SHORT TASK: Count the lines below that contain the word "content", and give only that number.

RECORDS SUPPLIED:

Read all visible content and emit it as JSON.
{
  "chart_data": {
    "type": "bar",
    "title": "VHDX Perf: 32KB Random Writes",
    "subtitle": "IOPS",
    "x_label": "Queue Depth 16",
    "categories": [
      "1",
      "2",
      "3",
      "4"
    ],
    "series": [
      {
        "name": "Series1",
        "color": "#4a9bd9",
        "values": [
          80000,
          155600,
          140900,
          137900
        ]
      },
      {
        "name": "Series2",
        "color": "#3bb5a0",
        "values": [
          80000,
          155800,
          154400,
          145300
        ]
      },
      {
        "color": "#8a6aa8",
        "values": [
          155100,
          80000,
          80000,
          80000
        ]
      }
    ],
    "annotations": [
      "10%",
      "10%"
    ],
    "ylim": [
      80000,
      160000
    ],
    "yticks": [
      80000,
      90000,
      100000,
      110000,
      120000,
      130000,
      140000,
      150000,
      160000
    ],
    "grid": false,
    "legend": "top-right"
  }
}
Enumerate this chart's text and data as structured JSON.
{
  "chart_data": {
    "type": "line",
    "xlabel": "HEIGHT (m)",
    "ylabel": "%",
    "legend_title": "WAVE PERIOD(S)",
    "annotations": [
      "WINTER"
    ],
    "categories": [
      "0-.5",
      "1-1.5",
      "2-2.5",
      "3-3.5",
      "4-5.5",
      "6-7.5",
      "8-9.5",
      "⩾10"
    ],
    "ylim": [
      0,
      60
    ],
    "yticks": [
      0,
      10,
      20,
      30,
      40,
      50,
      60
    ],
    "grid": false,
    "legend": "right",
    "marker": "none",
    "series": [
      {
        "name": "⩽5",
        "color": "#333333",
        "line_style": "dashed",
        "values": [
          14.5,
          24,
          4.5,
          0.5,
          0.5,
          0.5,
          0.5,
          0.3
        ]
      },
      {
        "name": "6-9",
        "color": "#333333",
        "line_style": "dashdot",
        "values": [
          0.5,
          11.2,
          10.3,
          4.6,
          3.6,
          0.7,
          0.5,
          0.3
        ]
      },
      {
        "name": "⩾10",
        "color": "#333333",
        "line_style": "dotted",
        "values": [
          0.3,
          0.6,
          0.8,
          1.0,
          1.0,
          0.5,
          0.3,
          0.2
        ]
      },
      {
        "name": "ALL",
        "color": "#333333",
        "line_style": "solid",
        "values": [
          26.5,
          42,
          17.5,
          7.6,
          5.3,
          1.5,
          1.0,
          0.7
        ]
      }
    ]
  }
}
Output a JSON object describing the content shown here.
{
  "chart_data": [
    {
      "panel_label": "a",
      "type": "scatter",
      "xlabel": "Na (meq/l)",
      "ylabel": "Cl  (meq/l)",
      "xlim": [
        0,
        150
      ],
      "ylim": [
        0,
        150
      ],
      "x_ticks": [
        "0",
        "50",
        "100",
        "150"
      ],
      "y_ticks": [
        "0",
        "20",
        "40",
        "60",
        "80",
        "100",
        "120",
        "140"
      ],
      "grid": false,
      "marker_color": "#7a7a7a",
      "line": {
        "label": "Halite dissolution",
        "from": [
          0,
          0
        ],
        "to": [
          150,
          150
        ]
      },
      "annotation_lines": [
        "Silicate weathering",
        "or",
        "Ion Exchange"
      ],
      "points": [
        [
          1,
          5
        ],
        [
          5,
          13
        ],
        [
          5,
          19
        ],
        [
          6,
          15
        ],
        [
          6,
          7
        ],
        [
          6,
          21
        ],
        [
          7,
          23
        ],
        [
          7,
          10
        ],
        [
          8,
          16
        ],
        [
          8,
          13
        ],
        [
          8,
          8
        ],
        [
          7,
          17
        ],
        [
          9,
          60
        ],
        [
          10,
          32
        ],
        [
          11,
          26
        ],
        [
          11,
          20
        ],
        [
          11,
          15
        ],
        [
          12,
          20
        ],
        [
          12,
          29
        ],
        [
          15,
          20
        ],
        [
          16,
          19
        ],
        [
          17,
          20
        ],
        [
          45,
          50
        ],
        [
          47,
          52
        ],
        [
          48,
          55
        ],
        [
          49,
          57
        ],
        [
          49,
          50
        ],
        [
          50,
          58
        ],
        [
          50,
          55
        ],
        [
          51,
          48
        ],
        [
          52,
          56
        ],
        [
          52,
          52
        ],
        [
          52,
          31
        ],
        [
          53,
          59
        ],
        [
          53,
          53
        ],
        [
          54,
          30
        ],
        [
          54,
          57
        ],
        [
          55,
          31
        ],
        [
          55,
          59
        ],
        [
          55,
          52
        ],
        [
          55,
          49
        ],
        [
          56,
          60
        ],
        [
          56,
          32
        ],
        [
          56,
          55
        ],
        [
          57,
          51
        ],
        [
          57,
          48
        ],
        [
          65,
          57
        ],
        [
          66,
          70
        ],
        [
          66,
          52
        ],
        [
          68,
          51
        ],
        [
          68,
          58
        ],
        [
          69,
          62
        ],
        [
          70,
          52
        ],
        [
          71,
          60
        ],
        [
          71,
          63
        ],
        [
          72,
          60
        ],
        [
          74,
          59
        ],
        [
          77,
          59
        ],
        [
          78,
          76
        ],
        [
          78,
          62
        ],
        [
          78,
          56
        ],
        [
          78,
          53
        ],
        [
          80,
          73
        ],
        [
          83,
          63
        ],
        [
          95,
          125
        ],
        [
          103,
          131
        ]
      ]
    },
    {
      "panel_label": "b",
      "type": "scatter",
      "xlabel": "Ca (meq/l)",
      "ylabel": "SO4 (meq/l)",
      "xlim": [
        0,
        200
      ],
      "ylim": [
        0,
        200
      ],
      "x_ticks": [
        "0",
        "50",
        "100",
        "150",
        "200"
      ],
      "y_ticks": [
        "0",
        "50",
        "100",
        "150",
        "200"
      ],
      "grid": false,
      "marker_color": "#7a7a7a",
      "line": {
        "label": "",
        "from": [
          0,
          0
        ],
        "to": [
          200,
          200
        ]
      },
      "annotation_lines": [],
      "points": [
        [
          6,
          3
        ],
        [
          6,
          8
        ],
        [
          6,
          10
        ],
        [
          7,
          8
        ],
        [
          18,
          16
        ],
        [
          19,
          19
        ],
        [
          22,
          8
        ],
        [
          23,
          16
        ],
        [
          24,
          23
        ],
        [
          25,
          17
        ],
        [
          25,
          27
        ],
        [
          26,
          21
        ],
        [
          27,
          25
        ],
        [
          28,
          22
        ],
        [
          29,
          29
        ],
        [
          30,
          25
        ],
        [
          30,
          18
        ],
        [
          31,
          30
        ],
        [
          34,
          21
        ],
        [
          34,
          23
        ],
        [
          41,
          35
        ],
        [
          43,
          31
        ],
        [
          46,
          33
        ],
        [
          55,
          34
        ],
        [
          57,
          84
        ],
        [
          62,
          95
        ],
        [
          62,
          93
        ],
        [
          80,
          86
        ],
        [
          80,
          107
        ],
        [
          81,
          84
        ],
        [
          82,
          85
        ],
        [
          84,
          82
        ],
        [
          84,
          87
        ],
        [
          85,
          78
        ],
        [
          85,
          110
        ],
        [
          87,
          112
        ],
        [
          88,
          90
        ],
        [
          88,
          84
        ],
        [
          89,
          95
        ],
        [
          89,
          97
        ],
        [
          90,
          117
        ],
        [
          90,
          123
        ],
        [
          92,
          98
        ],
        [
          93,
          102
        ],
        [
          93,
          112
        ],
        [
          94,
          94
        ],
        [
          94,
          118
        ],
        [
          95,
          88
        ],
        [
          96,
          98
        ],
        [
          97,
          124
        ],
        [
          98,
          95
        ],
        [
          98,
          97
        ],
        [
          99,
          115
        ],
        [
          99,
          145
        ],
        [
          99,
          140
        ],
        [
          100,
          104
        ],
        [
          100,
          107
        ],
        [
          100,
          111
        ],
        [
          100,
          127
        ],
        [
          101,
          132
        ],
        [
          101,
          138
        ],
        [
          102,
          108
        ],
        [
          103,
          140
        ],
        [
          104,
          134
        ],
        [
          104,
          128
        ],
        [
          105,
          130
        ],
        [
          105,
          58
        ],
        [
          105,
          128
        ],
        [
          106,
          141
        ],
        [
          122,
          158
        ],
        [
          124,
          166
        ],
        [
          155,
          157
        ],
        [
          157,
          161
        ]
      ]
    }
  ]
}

RESULT OF THIS TASK: 2